:: ENTRIES SHOWN

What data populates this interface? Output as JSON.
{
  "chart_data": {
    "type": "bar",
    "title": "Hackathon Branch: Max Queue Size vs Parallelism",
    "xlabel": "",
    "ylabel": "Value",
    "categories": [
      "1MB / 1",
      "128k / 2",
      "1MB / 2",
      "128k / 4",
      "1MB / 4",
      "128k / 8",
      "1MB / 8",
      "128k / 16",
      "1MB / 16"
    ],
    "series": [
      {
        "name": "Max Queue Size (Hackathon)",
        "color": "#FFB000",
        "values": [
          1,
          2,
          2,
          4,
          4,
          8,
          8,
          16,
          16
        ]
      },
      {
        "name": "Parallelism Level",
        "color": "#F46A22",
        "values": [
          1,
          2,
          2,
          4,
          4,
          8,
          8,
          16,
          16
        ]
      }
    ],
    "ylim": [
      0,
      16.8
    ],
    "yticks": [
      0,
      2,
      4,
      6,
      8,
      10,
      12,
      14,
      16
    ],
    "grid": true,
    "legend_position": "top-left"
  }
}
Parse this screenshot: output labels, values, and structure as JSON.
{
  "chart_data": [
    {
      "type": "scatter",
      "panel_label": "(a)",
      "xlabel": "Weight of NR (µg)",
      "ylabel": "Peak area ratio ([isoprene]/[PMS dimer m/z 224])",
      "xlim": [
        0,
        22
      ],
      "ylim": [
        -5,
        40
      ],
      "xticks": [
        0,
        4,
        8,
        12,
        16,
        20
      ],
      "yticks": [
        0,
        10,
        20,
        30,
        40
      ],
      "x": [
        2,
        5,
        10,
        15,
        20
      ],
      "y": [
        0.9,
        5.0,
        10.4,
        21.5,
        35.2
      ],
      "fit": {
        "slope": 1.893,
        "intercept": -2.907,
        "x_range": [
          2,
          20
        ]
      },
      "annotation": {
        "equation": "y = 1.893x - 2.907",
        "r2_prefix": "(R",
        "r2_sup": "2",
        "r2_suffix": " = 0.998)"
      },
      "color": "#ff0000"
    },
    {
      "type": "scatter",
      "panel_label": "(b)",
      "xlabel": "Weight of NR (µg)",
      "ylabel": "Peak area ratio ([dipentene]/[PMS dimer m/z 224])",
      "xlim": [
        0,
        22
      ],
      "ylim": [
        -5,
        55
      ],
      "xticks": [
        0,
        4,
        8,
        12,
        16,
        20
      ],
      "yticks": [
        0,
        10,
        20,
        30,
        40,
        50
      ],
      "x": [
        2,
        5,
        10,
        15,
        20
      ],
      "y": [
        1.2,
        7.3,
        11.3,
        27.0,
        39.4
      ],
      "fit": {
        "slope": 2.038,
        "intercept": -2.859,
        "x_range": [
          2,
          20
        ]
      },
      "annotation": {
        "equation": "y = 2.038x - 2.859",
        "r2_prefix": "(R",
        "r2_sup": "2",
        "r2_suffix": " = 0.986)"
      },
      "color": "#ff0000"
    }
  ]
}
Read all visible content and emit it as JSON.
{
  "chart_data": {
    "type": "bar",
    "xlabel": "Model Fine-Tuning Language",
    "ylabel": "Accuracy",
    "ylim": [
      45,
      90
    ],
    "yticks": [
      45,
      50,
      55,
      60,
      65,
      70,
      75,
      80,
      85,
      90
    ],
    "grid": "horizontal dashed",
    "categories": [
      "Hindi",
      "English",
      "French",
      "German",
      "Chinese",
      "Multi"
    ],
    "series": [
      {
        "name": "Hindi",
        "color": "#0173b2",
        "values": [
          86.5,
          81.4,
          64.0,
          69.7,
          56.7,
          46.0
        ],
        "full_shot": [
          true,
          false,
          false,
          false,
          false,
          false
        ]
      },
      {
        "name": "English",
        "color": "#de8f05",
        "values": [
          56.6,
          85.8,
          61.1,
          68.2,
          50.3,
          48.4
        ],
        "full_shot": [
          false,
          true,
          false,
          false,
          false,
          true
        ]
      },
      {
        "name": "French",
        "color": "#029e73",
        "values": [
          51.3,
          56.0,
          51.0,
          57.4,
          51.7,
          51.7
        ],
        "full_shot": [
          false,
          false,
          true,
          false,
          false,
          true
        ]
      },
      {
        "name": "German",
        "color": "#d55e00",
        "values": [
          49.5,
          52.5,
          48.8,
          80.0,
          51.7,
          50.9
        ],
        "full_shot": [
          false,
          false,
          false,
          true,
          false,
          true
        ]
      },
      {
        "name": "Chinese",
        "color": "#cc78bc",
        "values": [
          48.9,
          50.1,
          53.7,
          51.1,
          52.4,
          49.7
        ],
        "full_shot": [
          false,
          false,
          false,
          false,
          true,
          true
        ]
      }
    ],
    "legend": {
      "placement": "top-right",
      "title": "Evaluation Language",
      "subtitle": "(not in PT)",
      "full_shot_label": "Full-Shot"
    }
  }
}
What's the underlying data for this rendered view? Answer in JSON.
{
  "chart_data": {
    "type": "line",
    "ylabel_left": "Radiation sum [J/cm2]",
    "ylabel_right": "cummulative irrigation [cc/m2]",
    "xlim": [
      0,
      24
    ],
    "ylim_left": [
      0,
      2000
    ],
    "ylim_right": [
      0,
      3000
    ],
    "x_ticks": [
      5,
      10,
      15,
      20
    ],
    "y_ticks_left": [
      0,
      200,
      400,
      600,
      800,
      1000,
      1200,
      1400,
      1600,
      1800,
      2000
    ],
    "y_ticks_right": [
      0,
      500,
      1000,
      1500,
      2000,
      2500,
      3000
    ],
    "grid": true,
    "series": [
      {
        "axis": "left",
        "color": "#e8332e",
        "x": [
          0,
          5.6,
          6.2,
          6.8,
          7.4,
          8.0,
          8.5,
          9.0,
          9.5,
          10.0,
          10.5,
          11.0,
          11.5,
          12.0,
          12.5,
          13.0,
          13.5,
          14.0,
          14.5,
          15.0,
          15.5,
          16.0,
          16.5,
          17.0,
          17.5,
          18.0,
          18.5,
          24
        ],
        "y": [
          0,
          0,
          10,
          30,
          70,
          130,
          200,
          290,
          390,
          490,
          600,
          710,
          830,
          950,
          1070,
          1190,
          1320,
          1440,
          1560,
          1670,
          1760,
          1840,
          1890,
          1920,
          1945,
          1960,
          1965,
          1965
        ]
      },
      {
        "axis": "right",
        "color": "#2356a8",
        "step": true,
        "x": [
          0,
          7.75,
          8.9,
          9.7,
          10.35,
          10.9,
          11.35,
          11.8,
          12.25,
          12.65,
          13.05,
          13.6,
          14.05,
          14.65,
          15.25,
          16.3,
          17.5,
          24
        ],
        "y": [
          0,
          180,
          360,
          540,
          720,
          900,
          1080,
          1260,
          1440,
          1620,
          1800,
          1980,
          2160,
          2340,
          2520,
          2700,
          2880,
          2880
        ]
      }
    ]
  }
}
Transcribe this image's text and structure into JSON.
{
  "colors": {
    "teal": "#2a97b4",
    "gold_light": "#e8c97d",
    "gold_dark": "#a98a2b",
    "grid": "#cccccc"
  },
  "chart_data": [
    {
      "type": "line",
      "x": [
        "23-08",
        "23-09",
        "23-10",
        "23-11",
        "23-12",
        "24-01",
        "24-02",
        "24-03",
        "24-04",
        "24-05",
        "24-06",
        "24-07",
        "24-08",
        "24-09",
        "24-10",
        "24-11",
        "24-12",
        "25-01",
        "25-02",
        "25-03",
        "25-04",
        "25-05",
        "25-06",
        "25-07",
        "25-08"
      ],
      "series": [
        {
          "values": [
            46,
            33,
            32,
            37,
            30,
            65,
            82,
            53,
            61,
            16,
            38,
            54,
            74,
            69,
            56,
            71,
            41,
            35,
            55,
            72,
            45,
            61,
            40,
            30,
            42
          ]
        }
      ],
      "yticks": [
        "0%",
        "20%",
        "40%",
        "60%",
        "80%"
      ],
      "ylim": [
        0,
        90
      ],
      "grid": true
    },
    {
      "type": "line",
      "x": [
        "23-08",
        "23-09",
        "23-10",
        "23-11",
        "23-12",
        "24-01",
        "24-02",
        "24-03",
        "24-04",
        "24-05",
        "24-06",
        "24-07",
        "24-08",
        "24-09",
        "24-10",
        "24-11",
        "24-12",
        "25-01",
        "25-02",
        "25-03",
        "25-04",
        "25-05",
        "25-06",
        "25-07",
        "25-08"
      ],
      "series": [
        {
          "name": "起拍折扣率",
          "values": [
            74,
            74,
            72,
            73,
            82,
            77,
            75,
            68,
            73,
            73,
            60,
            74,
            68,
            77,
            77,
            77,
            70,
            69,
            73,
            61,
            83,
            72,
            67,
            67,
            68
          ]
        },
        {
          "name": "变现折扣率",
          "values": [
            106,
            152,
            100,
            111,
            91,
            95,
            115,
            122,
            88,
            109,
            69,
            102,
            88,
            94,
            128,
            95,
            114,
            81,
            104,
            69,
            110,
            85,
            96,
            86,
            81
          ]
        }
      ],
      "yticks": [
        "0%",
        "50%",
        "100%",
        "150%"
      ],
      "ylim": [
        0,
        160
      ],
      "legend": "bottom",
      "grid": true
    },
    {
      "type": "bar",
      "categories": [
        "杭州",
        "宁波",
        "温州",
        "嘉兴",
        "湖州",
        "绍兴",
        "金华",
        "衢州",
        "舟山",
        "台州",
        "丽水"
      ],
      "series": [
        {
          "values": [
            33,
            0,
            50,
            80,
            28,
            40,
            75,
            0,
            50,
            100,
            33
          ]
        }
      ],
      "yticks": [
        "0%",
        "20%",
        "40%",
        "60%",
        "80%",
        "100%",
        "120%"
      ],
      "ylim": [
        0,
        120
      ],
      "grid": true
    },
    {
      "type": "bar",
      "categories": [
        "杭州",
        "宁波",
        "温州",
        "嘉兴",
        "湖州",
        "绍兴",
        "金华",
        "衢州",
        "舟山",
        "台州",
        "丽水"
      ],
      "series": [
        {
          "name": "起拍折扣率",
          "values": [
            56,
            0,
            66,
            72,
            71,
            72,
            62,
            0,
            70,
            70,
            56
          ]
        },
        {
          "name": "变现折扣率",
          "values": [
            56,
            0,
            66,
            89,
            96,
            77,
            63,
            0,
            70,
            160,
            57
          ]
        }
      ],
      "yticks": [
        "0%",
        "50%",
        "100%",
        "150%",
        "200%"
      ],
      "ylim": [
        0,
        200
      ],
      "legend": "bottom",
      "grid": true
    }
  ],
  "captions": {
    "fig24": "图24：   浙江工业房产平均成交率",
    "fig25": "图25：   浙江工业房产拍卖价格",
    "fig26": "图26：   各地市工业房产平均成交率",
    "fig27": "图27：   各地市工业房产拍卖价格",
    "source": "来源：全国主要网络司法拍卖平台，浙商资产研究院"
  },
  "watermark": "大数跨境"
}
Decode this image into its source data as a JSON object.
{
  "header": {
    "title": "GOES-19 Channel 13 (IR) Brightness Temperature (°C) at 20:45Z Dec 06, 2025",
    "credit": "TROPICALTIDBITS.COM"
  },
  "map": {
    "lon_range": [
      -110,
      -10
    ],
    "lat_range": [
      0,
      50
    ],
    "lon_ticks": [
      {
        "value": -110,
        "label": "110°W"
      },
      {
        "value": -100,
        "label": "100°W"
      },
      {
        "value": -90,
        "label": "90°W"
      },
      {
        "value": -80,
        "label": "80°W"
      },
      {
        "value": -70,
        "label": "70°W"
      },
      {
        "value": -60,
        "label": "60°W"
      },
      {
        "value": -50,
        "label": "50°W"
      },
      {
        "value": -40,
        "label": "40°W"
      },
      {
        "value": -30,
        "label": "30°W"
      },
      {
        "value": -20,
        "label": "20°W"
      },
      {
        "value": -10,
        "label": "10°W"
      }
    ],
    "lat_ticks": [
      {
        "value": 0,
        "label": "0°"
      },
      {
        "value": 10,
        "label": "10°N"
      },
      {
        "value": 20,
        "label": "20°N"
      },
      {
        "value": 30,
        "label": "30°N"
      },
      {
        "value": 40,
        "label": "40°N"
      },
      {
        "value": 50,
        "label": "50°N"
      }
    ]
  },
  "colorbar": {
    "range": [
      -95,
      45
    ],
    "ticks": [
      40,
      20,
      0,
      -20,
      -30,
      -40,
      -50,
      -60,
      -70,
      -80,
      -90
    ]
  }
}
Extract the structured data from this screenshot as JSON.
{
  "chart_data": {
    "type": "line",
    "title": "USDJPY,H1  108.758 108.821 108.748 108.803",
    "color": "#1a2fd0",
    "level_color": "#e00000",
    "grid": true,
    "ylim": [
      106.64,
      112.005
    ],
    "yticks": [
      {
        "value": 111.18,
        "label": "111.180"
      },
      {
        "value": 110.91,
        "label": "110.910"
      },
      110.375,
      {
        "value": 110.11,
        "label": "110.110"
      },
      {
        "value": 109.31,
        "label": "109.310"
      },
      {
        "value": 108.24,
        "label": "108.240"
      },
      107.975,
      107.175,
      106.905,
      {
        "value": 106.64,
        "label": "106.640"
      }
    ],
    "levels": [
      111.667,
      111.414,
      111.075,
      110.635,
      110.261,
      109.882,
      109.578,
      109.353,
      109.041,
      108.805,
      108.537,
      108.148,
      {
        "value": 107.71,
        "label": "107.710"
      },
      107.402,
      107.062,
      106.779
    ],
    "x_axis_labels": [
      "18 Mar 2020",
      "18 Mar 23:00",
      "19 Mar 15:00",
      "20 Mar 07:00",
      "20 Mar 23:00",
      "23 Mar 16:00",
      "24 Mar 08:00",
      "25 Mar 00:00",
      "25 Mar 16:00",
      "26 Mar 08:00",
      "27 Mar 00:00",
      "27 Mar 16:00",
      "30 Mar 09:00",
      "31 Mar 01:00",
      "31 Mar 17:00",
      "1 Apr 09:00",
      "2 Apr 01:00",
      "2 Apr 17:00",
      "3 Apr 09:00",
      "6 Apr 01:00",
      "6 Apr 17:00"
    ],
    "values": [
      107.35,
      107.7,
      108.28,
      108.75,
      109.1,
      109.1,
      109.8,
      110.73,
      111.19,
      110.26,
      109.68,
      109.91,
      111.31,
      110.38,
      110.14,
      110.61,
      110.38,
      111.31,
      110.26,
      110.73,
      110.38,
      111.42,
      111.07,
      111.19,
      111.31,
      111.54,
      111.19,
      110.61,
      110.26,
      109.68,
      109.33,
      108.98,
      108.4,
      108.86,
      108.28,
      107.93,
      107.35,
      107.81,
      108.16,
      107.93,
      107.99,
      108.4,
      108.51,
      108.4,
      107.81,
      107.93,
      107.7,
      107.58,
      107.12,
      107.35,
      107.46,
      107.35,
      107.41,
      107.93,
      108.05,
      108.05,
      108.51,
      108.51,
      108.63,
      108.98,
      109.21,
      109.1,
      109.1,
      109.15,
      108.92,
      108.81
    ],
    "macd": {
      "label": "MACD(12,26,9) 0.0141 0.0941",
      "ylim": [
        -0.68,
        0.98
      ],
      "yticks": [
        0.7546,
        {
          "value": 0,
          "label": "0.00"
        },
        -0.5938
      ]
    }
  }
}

::::

THE REQUEST
Report every line containing the word "JSON" from the listing above.

THE REPLY
What data populates this interface? Output as JSON.
Parse this screenshot: output labels, values, and structure as JSON.
Read all visible content and emit it as JSON.
What's the underlying data for this rendered view? Answer in JSON.
Transcribe this image's text and structure into JSON.
Decode this image into its source data as a JSON object.
Extract the structured data from this screenshot as JSON.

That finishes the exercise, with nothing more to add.